**Work instructions**
From the records below, copy every line that contains the word "color".

=== Given data ===

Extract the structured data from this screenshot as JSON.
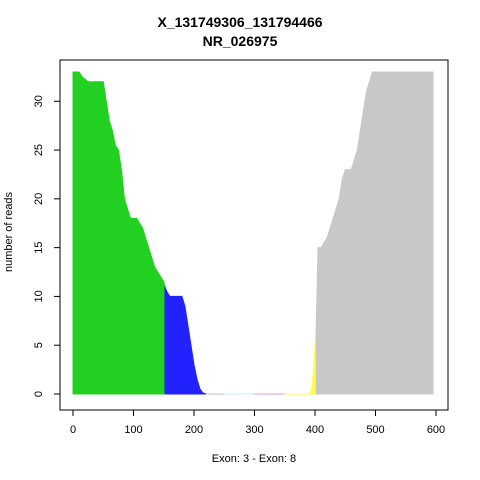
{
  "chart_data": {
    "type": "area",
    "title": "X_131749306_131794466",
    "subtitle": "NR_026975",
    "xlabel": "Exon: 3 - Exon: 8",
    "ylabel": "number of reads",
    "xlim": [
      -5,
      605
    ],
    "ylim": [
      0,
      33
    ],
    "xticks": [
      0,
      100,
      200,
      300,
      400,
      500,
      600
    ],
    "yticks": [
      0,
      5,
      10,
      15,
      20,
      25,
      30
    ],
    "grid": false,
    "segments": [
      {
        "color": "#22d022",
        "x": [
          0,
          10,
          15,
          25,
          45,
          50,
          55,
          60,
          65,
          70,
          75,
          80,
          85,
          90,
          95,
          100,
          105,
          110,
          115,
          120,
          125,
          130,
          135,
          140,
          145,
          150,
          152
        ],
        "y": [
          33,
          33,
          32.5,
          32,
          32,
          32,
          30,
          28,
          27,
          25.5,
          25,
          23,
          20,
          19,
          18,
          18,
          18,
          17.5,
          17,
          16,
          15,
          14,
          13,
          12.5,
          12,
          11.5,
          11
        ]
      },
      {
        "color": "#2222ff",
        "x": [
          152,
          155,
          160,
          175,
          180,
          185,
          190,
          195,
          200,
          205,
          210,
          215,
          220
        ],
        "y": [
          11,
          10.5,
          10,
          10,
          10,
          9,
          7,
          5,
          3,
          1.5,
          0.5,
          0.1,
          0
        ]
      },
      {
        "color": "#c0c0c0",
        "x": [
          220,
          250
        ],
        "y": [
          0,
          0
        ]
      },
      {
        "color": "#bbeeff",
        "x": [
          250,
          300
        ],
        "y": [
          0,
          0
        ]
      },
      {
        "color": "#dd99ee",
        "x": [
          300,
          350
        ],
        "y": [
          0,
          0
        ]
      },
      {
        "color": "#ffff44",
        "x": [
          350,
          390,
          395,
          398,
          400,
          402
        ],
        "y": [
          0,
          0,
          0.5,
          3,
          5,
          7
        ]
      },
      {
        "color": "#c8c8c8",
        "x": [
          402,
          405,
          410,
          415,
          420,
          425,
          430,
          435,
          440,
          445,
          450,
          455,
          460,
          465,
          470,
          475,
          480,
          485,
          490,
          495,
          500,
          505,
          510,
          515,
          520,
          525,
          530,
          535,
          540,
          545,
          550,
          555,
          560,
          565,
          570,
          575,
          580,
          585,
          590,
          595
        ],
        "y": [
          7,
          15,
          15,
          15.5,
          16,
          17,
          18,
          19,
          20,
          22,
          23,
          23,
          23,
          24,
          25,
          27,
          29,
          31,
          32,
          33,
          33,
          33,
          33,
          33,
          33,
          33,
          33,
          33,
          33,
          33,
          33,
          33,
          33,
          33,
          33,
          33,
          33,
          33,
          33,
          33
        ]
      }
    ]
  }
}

===

**Correct response**
        "color": "#22d022",
        "color": "#2222ff",
        "color": "#c0c0c0",
        "color": "#bbeeff",
        "color": "#dd99ee",
        "color": "#ffff44",
        "color": "#c8c8c8",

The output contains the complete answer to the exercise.